• _EXERCISE_
Of the lines in the records that follow, how many include the word "hair"? Answer with a bare number.

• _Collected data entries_
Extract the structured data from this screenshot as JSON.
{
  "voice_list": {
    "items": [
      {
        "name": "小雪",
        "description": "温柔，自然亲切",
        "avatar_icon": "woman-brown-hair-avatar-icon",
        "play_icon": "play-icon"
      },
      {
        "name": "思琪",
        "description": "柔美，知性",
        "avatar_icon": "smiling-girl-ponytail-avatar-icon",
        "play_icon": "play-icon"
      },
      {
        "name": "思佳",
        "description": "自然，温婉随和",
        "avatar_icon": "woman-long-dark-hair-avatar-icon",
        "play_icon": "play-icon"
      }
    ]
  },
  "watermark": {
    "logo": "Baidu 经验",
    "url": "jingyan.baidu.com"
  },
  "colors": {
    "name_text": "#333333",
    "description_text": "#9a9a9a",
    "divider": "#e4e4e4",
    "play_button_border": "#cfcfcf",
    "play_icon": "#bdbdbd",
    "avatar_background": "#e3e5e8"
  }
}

• _RESPONSE TO THE EXERCISE_
2